[START DATA ENTRIES]
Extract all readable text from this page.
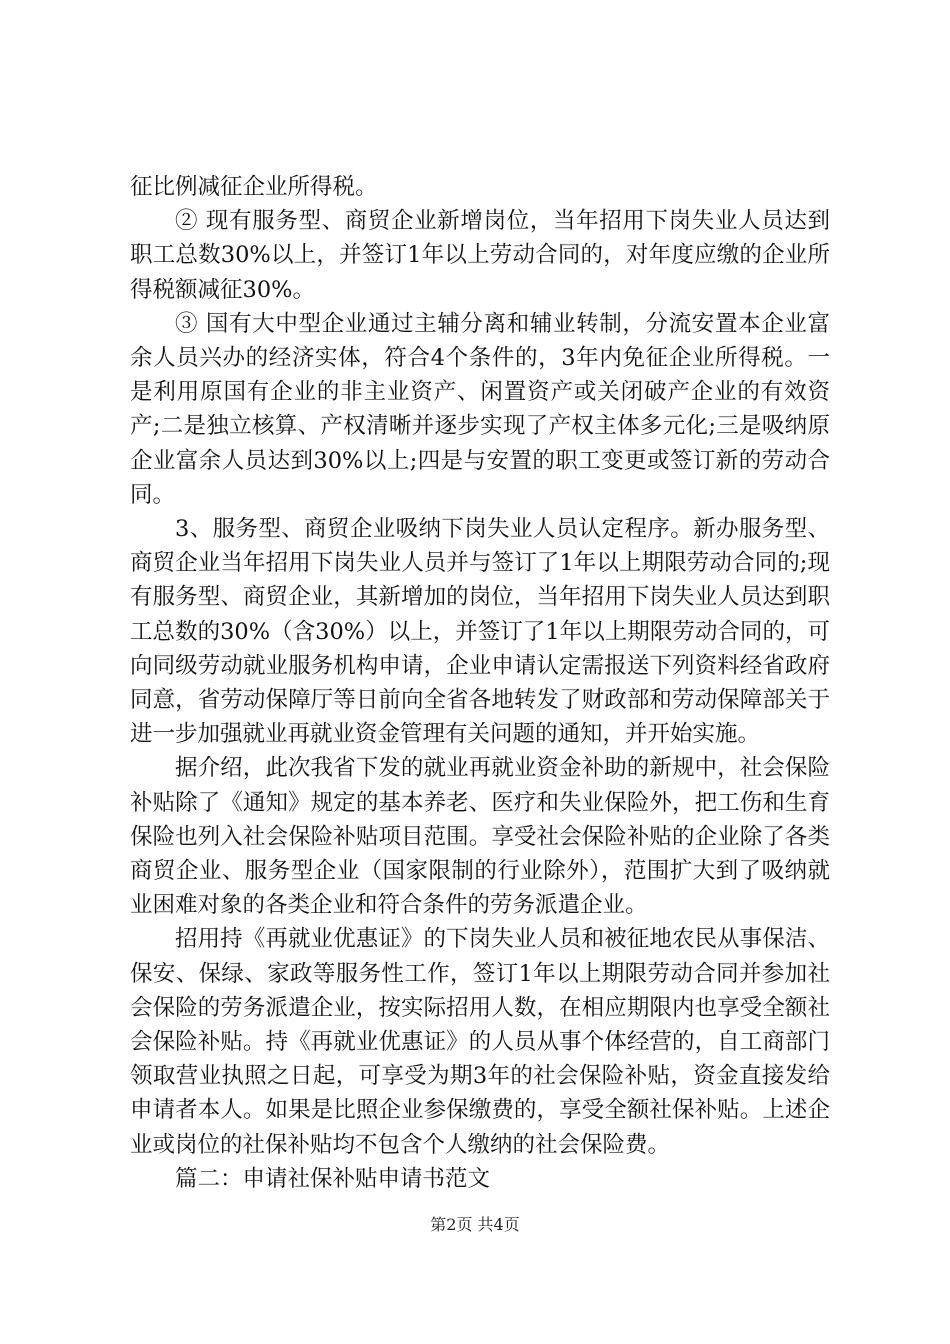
征比例减征企业所得税。

② 现有服务型、商贸企业新增岗位，当年招用下岗失业人员达到职工总数30%以上，并签订1年以上劳动合同的，对年度应缴的企业所得税额减征30%。

③ 国有大中型企业通过主辅分离和辅业转制，分流安置本企业富余人员兴办的经济实体，符合4个条件的，3年内免征企业所得税。一是利用原国有企业的非主业资产、闲置资产或关闭破产企业的有效资产;二是独立核算、产权清晰并逐步实现了产权主体多元化;三是吸纳原企业富余人员达到30%以上;四是与安置的职工变更或签订新的劳动合同。

3、服务型、商贸企业吸纳下岗失业人员认定程序。新办服务型、商贸企业当年招用下岗失业人员并与签订了1年以上期限劳动合同的;现有服务型、商贸企业，其新增加的岗位，当年招用下岗失业人员达到职工总数的30%（含30%）以上，并签订了1年以上期限劳动合同的，可向同级劳动就业服务机构申请，企业申请认定需报送下列资料经省政府同意，省劳动保障厅等日前向全省各地转发了财政部和劳动保障部关于进一步加强就业再就业资金管理有关问题的通知，并开始实施。

据介绍，此次我省下发的就业再就业资金补助的新规中，社会保险补贴除了《通知》规定的基本养老、医疗和失业保险外，把工伤和生育保险也列入社会保险补贴项目范围。享受社会保险补贴的企业除了各类商贸企业、服务型企业（国家限制的行业除外），范围扩大到了吸纳就业困难对象的各类企业和符合条件的劳务派遣企业。

招用持《再就业优惠证》的下岗失业人员和被征地农民从事保洁、保安、保绿、家政等服务性工作，签订1年以上期限劳动合同并参加社会保险的劳务派遣企业，按实际招用人数，在相应期限内也享受全额社会保险补贴。持《再就业优惠证》的人员从事个体经营的，自工商部门领取营业执照之日起，可享受为期3年的社会保险补贴，资金直接发给申请者本人。如果是比照企业参保缴费的，享受全额社保补贴。上述企业或岗位的社保补贴均不包含个人缴纳的社会保险费。

篇二：申请社保补贴申请书范文

第2页 共4页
[END DATA ENTRIES]
• _WORK REQUIRED_:
Without the pictures, transcribe the listing above exactly.

• _RESULT FOR THIS TASK_:
Extract all readable text from this page.
征比例减征企业所得税。

② 现有服务型、商贸企业新增岗位，当年招用下岗失业人员达到职工总数30%以上，并签订1年以上劳动合同的，对年度应缴的企业所得税额减征30%。

③ 国有大中型企业通过主辅分离和辅业转制，分流安置本企业富余人员兴办的经济实体，符合4个条件的，3年内免征企业所得税。一是利用原国有企业的非主业资产、闲置资产或关闭破产企业的有效资产;二是独立核算、产权清晰并逐步实现了产权主体多元化;三是吸纳原企业富余人员达到30%以上;四是与安置的职工变更或签订新的劳动合同。

3、服务型、商贸企业吸纳下岗失业人员认定程序。新办服务型、商贸企业当年招用下岗失业人员并与签订了1年以上期限劳动合同的;现有服务型、商贸企业，其新增加的岗位，当年招用下岗失业人员达到职工总数的30%（含30%）以上，并签订了1年以上期限劳动合同的，可向同级劳动就业服务机构申请，企业申请认定需报送下列资料经省政府同意，省劳动保障厅等日前向全省各地转发了财政部和劳动保障部关于进一步加强就业再就业资金管理有关问题的通知，并开始实施。

据介绍，此次我省下发的就业再就业资金补助的新规中，社会保险补贴除了《通知》规定的基本养老、医疗和失业保险外，把工伤和生育保险也列入社会保险补贴项目范围。享受社会保险补贴的企业除了各类商贸企业、服务型企业（国家限制的行业除外），范围扩大到了吸纳就业困难对象的各类企业和符合条件的劳务派遣企业。

招用持《再就业优惠证》的下岗失业人员和被征地农民从事保洁、保安、保绿、家政等服务性工作，签订1年以上期限劳动合同并参加社会保险的劳务派遣企业，按实际招用人数，在相应期限内也享受全额社会保险补贴。持《再就业优惠证》的人员从事个体经营的，自工商部门领取营业执照之日起，可享受为期3年的社会保险补贴，资金直接发给申请者本人。如果是比照企业参保缴费的，享受全额社保补贴。上述企业或岗位的社保补贴均不包含个人缴纳的社会保险费。

篇二：申请社保补贴申请书范文

第2页 共4页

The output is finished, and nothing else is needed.